- **Record set**:
---------------
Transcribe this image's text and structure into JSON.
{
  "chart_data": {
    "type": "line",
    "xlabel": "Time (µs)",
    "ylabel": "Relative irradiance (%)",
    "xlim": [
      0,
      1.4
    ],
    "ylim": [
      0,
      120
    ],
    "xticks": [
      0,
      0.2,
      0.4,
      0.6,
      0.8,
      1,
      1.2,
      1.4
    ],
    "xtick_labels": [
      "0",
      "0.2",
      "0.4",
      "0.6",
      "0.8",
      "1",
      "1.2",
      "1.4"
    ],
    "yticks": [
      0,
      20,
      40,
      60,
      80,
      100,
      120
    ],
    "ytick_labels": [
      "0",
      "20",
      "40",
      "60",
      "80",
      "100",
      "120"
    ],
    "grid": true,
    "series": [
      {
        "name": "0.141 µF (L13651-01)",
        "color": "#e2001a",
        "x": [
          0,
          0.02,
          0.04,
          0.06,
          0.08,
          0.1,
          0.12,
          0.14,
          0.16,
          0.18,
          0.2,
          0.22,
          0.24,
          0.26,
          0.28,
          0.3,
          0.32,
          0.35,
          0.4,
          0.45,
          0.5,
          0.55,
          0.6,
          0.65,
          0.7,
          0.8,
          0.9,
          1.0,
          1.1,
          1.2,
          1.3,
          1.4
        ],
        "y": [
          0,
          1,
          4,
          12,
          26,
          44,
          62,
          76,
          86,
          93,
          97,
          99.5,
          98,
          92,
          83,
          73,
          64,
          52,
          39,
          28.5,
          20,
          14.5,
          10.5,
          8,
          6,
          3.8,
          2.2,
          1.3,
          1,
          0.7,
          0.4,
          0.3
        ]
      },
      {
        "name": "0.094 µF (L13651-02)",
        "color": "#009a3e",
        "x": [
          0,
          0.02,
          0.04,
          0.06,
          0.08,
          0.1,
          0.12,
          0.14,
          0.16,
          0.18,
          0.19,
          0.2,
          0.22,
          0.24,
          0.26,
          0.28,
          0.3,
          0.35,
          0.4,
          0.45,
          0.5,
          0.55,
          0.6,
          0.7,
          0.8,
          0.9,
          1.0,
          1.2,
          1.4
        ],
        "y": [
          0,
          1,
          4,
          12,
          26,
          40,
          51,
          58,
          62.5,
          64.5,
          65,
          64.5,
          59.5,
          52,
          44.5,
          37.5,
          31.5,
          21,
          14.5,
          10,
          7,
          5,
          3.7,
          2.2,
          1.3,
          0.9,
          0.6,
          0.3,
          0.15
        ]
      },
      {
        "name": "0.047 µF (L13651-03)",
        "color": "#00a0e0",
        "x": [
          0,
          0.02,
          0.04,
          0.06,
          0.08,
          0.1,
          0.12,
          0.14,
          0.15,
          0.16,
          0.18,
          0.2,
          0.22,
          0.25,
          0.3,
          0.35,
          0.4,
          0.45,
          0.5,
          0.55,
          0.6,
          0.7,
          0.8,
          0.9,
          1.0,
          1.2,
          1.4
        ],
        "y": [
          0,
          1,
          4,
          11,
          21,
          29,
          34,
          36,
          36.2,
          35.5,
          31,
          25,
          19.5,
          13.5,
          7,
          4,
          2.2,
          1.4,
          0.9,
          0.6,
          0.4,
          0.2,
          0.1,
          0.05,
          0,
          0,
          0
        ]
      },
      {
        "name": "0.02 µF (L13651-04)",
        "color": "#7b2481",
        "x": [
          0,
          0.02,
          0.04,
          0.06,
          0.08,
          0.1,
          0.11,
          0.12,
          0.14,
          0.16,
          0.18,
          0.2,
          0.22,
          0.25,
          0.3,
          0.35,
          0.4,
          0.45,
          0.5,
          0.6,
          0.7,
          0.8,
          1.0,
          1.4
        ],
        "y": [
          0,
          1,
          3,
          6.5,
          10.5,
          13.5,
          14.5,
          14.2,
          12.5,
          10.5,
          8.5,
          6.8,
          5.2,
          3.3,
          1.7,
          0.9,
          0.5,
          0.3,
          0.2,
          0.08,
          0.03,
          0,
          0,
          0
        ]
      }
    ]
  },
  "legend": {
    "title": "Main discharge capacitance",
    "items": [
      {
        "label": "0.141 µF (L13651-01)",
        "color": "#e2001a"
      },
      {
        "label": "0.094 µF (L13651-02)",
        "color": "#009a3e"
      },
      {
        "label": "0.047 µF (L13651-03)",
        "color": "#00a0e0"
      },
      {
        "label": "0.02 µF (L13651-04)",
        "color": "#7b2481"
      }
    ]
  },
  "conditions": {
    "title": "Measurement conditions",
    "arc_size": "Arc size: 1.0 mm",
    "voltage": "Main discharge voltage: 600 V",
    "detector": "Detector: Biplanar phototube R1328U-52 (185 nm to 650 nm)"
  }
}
---------------
- **Exercise directions**:
Return the lines above exactly, keeping every word.

- **Full solution**:
Transcribe this image's text and structure into JSON.
{
  "chart_data": {
    "type": "line",
    "xlabel": "Time (µs)",
    "ylabel": "Relative irradiance (%)",
    "xlim": [
      0,
      1.4
    ],
    "ylim": [
      0,
      120
    ],
    "xticks": [
      0,
      0.2,
      0.4,
      0.6,
      0.8,
      1,
      1.2,
      1.4
    ],
    "xtick_labels": [
      "0",
      "0.2",
      "0.4",
      "0.6",
      "0.8",
      "1",
      "1.2",
      "1.4"
    ],
    "yticks": [
      0,
      20,
      40,
      60,
      80,
      100,
      120
    ],
    "ytick_labels": [
      "0",
      "20",
      "40",
      "60",
      "80",
      "100",
      "120"
    ],
    "grid": true,
    "series": [
      {
        "name": "0.141 µF (L13651-01)",
        "color": "#e2001a",
        "x": [
          0,
          0.02,
          0.04,
          0.06,
          0.08,
          0.1,
          0.12,
          0.14,
          0.16,
          0.18,
          0.2,
          0.22,
          0.24,
          0.26,
          0.28,
          0.3,
          0.32,
          0.35,
          0.4,
          0.45,
          0.5,
          0.55,
          0.6,
          0.65,
          0.7,
          0.8,
          0.9,
          1.0,
          1.1,
          1.2,
          1.3,
          1.4
        ],
        "y": [
          0,
          1,
          4,
          12,
          26,
          44,
          62,
          76,
          86,
          93,
          97,
          99.5,
          98,
          92,
          83,
          73,
          64,
          52,
          39,
          28.5,
          20,
          14.5,
          10.5,
          8,
          6,
          3.8,
          2.2,
          1.3,
          1,
          0.7,
          0.4,
          0.3
        ]
      },
      {
        "name": "0.094 µF (L13651-02)",
        "color": "#009a3e",
        "x": [
          0,
          0.02,
          0.04,
          0.06,
          0.08,
          0.1,
          0.12,
          0.14,
          0.16,
          0.18,
          0.19,
          0.2,
          0.22,
          0.24,
          0.26,
          0.28,
          0.3,
          0.35,
          0.4,
          0.45,
          0.5,
          0.55,
          0.6,
          0.7,
          0.8,
          0.9,
          1.0,
          1.2,
          1.4
        ],
        "y": [
          0,
          1,
          4,
          12,
          26,
          40,
          51,
          58,
          62.5,
          64.5,
          65,
          64.5,
          59.5,
          52,
          44.5,
          37.5,
          31.5,
          21,
          14.5,
          10,
          7,
          5,
          3.7,
          2.2,
          1.3,
          0.9,
          0.6,
          0.3,
          0.15
        ]
      },
      {
        "name": "0.047 µF (L13651-03)",
        "color": "#00a0e0",
        "x": [
          0,
          0.02,
          0.04,
          0.06,
          0.08,
          0.1,
          0.12,
          0.14,
          0.15,
          0.16,
          0.18,
          0.2,
          0.22,
          0.25,
          0.3,
          0.35,
          0.4,
          0.45,
          0.5,
          0.55,
          0.6,
          0.7,
          0.8,
          0.9,
          1.0,
          1.2,
          1.4
        ],
        "y": [
          0,
          1,
          4,
          11,
          21,
          29,
          34,
          36,
          36.2,
          35.5,
          31,
          25,
          19.5,
          13.5,
          7,
          4,
          2.2,
          1.4,
          0.9,
          0.6,
          0.4,
          0.2,
          0.1,
          0.05,
          0,
          0,
          0
        ]
      },
      {
        "name": "0.02 µF (L13651-04)",
        "color": "#7b2481",
        "x": [
          0,
          0.02,
          0.04,
          0.06,
          0.08,
          0.1,
          0.11,
          0.12,
          0.14,
          0.16,
          0.18,
          0.2,
          0.22,
          0.25,
          0.3,
          0.35,
          0.4,
          0.45,
          0.5,
          0.6,
          0.7,
          0.8,
          1.0,
          1.4
        ],
        "y": [
          0,
          1,
          3,
          6.5,
          10.5,
          13.5,
          14.5,
          14.2,
          12.5,
          10.5,
          8.5,
          6.8,
          5.2,
          3.3,
          1.7,
          0.9,
          0.5,
          0.3,
          0.2,
          0.08,
          0.03,
          0,
          0,
          0
        ]
      }
    ]
  },
  "legend": {
    "title": "Main discharge capacitance",
    "items": [
      {
        "label": "0.141 µF (L13651-01)",
        "color": "#e2001a"
      },
      {
        "label": "0.094 µF (L13651-02)",
        "color": "#009a3e"
      },
      {
        "label": "0.047 µF (L13651-03)",
        "color": "#00a0e0"
      },
      {
        "label": "0.02 µF (L13651-04)",
        "color": "#7b2481"
      }
    ]
  },
  "conditions": {
    "title": "Measurement conditions",
    "arc_size": "Arc size: 1.0 mm",
    "voltage": "Main discharge voltage: 600 V",
    "detector": "Detector: Biplanar phototube R1328U-52 (185 nm to 650 nm)"
  }
}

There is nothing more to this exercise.